Write out every entry word for word.

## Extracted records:
===

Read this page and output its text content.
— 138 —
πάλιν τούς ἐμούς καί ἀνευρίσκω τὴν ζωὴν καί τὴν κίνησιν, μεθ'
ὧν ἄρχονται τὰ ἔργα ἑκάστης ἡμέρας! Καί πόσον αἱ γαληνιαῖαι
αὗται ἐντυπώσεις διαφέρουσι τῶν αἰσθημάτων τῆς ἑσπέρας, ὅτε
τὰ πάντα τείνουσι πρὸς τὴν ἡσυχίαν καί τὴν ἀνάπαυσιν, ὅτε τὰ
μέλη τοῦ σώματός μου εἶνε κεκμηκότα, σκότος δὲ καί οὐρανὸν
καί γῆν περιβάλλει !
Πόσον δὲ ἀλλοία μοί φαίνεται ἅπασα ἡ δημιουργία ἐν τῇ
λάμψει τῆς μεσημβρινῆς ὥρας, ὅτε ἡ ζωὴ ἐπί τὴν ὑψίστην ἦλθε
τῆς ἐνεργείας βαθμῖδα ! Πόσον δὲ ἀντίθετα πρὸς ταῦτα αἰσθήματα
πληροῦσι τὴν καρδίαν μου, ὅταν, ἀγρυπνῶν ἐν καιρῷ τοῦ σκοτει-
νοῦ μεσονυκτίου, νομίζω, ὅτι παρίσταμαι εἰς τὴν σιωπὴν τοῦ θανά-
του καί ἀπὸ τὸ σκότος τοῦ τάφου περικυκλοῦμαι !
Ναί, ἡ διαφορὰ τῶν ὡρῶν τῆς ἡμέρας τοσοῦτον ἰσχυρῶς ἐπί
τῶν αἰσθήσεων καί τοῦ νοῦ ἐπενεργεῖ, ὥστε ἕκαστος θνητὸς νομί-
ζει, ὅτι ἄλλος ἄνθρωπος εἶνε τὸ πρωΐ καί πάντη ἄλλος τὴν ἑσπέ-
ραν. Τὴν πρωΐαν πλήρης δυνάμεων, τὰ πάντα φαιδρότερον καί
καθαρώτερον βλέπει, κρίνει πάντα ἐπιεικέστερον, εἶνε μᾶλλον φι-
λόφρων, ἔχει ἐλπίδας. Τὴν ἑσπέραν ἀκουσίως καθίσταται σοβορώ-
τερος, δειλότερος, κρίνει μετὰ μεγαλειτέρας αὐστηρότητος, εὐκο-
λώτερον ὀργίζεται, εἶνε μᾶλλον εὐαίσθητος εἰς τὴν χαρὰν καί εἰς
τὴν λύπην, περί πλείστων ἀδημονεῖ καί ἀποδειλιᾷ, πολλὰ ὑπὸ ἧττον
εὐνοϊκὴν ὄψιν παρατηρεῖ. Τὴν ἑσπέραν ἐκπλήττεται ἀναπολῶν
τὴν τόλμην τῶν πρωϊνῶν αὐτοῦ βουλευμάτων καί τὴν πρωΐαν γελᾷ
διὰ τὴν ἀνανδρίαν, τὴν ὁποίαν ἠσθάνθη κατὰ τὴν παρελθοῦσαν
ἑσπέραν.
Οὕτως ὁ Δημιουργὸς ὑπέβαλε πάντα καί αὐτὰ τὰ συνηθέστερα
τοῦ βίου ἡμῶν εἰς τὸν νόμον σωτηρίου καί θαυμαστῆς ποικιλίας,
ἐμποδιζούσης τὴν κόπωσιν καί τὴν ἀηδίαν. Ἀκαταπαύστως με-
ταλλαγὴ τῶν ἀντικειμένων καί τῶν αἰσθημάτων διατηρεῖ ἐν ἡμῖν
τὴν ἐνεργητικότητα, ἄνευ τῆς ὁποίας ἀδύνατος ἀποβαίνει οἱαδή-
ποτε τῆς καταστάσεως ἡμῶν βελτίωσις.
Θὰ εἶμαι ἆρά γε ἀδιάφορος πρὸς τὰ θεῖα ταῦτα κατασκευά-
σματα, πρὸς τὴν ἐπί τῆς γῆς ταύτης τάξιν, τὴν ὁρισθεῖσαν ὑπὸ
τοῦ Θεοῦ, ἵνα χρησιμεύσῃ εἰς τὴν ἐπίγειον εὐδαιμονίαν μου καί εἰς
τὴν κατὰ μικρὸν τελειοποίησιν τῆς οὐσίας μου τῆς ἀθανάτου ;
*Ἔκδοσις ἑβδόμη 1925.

===

## EXERCISE SOLUTION:
Read this page and output its text content.
— 138 —
πάλιν τούς ἐμούς καί ἀνευρίσκω τὴν ζωὴν καί τὴν κίνησιν, μεθ'
ὧν ἄρχονται τὰ ἔργα ἑκάστης ἡμέρας! Καί πόσον αἱ γαληνιαῖαι
αὗται ἐντυπώσεις διαφέρουσι τῶν αἰσθημάτων τῆς ἑσπέρας, ὅτε
τὰ πάντα τείνουσι πρὸς τὴν ἡσυχίαν καί τὴν ἀνάπαυσιν, ὅτε τὰ
μέλη τοῦ σώματός μου εἶνε κεκμηκότα, σκότος δὲ καί οὐρανὸν
καί γῆν περιβάλλει !
Πόσον δὲ ἀλλοία μοί φαίνεται ἅπασα ἡ δημιουργία ἐν τῇ
λάμψει τῆς μεσημβρινῆς ὥρας, ὅτε ἡ ζωὴ ἐπί τὴν ὑψίστην ἦλθε
τῆς ἐνεργείας βαθμῖδα ! Πόσον δὲ ἀντίθετα πρὸς ταῦτα αἰσθήματα
πληροῦσι τὴν καρδίαν μου, ὅταν, ἀγρυπνῶν ἐν καιρῷ τοῦ σκοτει-
νοῦ μεσονυκτίου, νομίζω, ὅτι παρίσταμαι εἰς τὴν σιωπὴν τοῦ θανά-
του καί ἀπὸ τὸ σκότος τοῦ τάφου περικυκλοῦμαι !
Ναί, ἡ διαφορὰ τῶν ὡρῶν τῆς ἡμέρας τοσοῦτον ἰσχυρῶς ἐπί
τῶν αἰσθήσεων καί τοῦ νοῦ ἐπενεργεῖ, ὥστε ἕκαστος θνητὸς νομί-
ζει, ὅτι ἄλλος ἄνθρωπος εἶνε τὸ πρωΐ καί πάντη ἄλλος τὴν ἑσπέ-
ραν. Τὴν πρωΐαν πλήρης δυνάμεων, τὰ πάντα φαιδρότερον καί
καθαρώτερον βλέπει, κρίνει πάντα ἐπιεικέστερον, εἶνε μᾶλλον φι-
λόφρων, ἔχει ἐλπίδας. Τὴν ἑσπέραν ἀκουσίως καθίσταται σοβορώ-
τερος, δειλότερος, κρίνει μετὰ μεγαλειτέρας αὐστηρότητος, εὐκο-
λώτερον ὀργίζεται, εἶνε μᾶλλον εὐαίσθητος εἰς τὴν χαρὰν καί εἰς
τὴν λύπην, περί πλείστων ἀδημονεῖ καί ἀποδειλιᾷ, πολλὰ ὑπὸ ἧττον
εὐνοϊκὴν ὄψιν παρατηρεῖ. Τὴν ἑσπέραν ἐκπλήττεται ἀναπολῶν
τὴν τόλμην τῶν πρωϊνῶν αὐτοῦ βουλευμάτων καί τὴν πρωΐαν γελᾷ
διὰ τὴν ἀνανδρίαν, τὴν ὁποίαν ἠσθάνθη κατὰ τὴν παρελθοῦσαν
ἑσπέραν.
Οὕτως ὁ Δημιουργὸς ὑπέβαλε πάντα καί αὐτὰ τὰ συνηθέστερα
τοῦ βίου ἡμῶν εἰς τὸν νόμον σωτηρίου καί θαυμαστῆς ποικιλίας,
ἐμποδιζούσης τὴν κόπωσιν καί τὴν ἀηδίαν. Ἀκαταπαύστως με-
ταλλαγὴ τῶν ἀντικειμένων καί τῶν αἰσθημάτων διατηρεῖ ἐν ἡμῖν
τὴν ἐνεργητικότητα, ἄνευ τῆς ὁποίας ἀδύνατος ἀποβαίνει οἱαδή-
ποτε τῆς καταστάσεως ἡμῶν βελτίωσις.
Θὰ εἶμαι ἆρά γε ἀδιάφορος πρὸς τὰ θεῖα ταῦτα κατασκευά-
σματα, πρὸς τὴν ἐπί τῆς γῆς ταύτης τάξιν, τὴν ὁρισθεῖσαν ὑπὸ
τοῦ Θεοῦ, ἵνα χρησιμεύσῃ εἰς τὴν ἐπίγειον εὐδαιμονίαν μου καί εἰς
τὴν κατὰ μικρὸν τελειοποίησιν τῆς οὐσίας μου τῆς ἀθανάτου ;
*Ἔκδοσις ἑβδόμη 1925.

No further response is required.